▶ **Objective**: Wherever the word "data" shows up in a line, please copy that line.

<<<<

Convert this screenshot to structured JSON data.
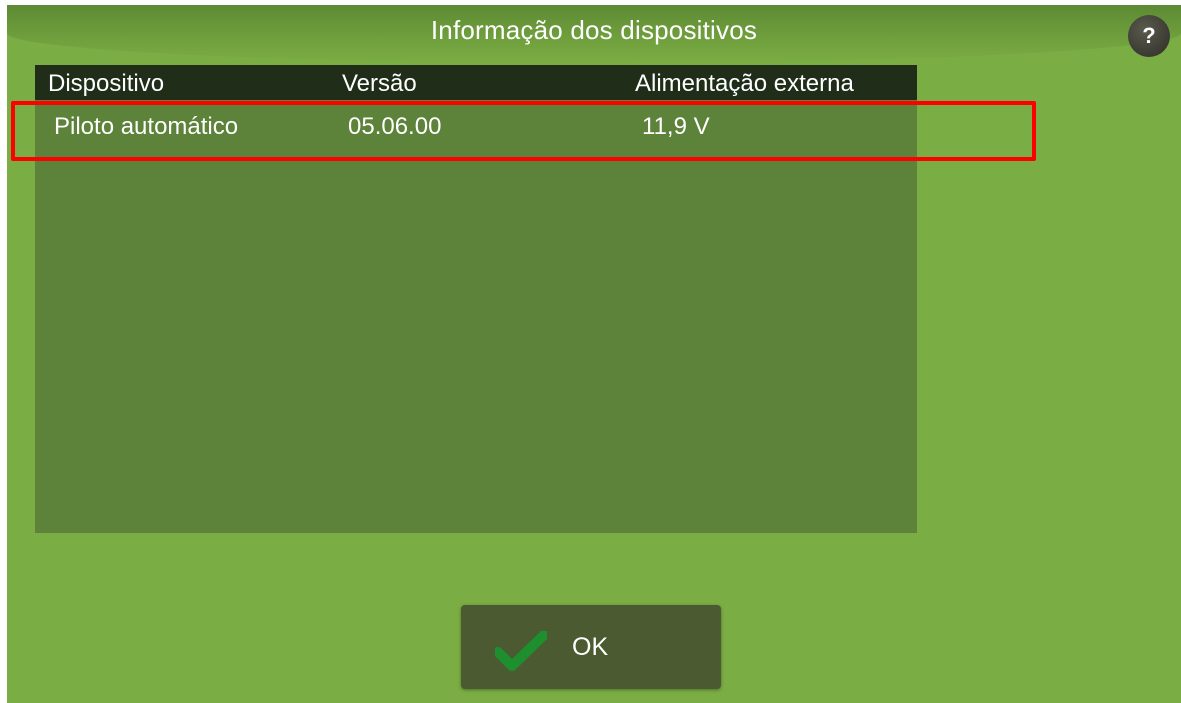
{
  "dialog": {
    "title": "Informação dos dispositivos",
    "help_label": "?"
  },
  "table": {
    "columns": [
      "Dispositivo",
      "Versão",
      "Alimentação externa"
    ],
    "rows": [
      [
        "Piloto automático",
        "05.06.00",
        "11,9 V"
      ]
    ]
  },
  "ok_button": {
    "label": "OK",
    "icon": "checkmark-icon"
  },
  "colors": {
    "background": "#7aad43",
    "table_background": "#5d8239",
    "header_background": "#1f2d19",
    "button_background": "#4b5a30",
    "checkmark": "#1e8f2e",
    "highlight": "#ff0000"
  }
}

>>>>
<<<<

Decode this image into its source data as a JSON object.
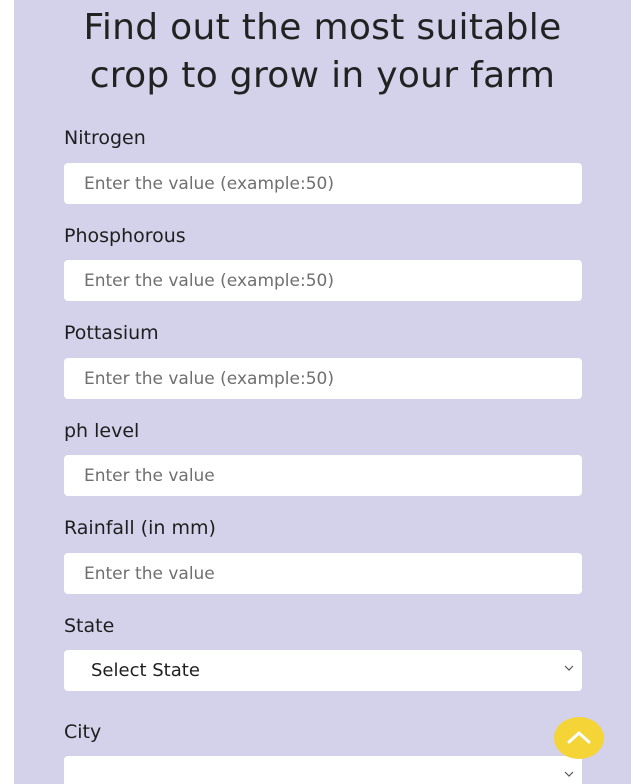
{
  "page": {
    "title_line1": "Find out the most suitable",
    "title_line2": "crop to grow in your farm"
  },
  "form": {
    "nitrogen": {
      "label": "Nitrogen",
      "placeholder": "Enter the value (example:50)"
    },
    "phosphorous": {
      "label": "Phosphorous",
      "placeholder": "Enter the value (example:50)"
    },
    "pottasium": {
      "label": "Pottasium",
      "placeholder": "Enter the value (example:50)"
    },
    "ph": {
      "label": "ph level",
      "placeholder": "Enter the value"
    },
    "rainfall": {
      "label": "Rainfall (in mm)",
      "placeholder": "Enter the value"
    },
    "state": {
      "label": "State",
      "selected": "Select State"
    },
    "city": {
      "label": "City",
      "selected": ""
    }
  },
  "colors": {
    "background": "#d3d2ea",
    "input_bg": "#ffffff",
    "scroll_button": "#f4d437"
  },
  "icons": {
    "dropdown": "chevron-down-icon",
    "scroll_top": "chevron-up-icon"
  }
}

>>>>

▶ **The output**:
Convert this screenshot to structured JSON data.
Decode this image into its source data as a JSON object.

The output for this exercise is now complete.